----- Given entries
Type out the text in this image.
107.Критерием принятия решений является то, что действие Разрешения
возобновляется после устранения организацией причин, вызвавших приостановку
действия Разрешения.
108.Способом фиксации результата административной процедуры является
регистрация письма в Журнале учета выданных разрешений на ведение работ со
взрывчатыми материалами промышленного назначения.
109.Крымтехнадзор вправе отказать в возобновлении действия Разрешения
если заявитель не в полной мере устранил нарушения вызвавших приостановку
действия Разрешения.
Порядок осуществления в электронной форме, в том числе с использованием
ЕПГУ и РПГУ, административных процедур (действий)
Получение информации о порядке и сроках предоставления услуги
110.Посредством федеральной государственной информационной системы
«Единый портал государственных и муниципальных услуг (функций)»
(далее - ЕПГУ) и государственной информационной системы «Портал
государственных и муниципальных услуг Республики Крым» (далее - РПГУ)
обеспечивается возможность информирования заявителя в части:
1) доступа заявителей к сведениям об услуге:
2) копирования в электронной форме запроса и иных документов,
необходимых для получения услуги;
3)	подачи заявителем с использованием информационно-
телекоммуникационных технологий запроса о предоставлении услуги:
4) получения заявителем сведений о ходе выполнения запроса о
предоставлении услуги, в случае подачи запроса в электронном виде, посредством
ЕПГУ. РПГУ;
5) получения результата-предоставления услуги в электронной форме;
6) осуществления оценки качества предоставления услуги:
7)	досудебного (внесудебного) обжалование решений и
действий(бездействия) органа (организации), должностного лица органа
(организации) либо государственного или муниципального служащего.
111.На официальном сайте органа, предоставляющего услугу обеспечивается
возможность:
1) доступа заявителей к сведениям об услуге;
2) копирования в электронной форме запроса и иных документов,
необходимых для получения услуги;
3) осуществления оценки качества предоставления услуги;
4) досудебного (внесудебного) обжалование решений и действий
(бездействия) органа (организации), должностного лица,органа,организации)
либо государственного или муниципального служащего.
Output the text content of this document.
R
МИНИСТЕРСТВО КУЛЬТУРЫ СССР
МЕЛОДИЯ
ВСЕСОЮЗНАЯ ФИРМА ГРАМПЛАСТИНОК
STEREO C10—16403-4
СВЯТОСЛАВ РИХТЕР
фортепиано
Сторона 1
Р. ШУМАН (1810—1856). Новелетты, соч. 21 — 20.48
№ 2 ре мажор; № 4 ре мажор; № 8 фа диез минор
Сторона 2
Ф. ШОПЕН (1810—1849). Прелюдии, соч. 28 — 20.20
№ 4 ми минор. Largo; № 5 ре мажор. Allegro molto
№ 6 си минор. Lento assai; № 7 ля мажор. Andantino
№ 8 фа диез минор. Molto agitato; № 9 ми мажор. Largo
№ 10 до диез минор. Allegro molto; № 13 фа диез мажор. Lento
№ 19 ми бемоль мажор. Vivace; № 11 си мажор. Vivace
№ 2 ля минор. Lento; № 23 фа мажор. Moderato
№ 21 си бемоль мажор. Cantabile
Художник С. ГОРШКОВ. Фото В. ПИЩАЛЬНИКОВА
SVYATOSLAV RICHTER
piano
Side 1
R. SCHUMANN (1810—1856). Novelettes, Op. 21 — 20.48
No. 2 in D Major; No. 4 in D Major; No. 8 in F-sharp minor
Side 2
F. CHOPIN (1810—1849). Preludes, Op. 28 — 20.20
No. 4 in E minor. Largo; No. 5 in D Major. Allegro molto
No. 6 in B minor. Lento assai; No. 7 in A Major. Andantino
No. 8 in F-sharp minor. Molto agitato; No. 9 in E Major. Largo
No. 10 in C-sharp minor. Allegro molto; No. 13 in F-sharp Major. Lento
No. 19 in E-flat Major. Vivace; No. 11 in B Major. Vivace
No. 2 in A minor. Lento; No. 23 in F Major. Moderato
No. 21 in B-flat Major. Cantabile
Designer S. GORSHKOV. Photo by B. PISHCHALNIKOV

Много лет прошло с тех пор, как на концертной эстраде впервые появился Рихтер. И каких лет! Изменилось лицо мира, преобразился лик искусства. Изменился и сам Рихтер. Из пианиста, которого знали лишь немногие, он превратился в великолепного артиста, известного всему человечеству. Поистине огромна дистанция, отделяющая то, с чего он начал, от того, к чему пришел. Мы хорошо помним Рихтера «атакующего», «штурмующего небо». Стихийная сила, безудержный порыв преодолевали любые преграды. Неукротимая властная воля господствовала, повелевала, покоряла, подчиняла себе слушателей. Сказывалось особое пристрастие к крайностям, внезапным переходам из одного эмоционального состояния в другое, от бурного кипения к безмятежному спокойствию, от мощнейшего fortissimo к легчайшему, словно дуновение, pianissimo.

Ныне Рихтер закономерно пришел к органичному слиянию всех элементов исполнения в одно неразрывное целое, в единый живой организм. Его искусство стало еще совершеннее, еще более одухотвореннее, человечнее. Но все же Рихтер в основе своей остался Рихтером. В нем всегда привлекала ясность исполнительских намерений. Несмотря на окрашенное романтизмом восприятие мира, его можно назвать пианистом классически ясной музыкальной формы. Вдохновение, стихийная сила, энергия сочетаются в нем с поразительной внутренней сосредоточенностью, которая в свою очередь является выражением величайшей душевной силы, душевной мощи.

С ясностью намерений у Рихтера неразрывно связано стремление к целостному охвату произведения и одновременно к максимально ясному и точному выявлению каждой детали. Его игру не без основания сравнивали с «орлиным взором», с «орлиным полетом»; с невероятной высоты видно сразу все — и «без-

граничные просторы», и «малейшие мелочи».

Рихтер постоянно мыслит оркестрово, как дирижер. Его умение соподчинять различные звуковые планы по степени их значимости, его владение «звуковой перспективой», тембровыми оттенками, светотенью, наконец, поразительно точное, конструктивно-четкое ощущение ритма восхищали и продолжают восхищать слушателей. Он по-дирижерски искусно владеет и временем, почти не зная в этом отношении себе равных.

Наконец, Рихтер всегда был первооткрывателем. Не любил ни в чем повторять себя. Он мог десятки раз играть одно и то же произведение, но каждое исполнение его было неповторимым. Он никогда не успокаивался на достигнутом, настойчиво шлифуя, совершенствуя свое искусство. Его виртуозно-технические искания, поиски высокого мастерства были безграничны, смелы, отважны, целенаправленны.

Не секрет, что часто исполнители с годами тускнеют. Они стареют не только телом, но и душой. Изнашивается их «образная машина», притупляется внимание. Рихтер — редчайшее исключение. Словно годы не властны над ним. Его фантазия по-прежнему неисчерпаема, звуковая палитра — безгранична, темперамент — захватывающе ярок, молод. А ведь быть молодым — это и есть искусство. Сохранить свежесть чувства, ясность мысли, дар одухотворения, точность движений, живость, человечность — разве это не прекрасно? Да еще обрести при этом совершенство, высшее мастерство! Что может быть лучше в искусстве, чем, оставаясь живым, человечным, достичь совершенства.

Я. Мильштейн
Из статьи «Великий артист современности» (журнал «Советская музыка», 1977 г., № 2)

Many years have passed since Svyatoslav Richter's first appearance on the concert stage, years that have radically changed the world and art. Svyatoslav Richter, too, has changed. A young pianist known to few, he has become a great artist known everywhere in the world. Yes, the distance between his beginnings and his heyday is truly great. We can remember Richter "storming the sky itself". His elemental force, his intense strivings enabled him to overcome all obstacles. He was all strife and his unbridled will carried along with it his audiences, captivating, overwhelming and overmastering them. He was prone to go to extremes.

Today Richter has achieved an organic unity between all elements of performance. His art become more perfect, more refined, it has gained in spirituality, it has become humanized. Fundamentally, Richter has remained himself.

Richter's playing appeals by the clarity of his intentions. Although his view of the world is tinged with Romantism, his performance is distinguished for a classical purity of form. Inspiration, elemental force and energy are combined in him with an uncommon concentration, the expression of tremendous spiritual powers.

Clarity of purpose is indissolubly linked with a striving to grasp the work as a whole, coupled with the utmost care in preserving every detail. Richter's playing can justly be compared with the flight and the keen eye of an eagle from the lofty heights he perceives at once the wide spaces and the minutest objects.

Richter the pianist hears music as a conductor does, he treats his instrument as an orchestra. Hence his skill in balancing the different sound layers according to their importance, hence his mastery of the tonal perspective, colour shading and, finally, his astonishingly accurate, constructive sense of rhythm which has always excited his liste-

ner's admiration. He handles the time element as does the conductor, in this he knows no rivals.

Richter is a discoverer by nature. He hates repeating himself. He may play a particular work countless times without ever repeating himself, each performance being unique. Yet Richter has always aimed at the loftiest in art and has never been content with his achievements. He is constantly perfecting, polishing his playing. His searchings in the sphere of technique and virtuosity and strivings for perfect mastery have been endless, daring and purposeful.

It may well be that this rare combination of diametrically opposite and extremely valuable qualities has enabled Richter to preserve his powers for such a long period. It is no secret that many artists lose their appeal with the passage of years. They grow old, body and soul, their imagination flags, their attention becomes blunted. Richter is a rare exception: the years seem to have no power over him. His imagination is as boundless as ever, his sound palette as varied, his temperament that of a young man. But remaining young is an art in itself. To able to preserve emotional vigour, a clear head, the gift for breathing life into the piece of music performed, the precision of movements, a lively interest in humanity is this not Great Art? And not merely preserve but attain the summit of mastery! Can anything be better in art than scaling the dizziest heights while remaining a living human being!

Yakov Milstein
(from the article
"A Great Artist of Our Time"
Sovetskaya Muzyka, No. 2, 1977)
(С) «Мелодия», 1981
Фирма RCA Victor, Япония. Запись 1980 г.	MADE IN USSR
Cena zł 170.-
----------
== What the task requires ==
In the entries above, locate every line with the word "Cantabile" and copy it.

== Final result ==
№ 21 си бемоль мажор. Cantabile
No. 21 in B-flat Major. Cantabile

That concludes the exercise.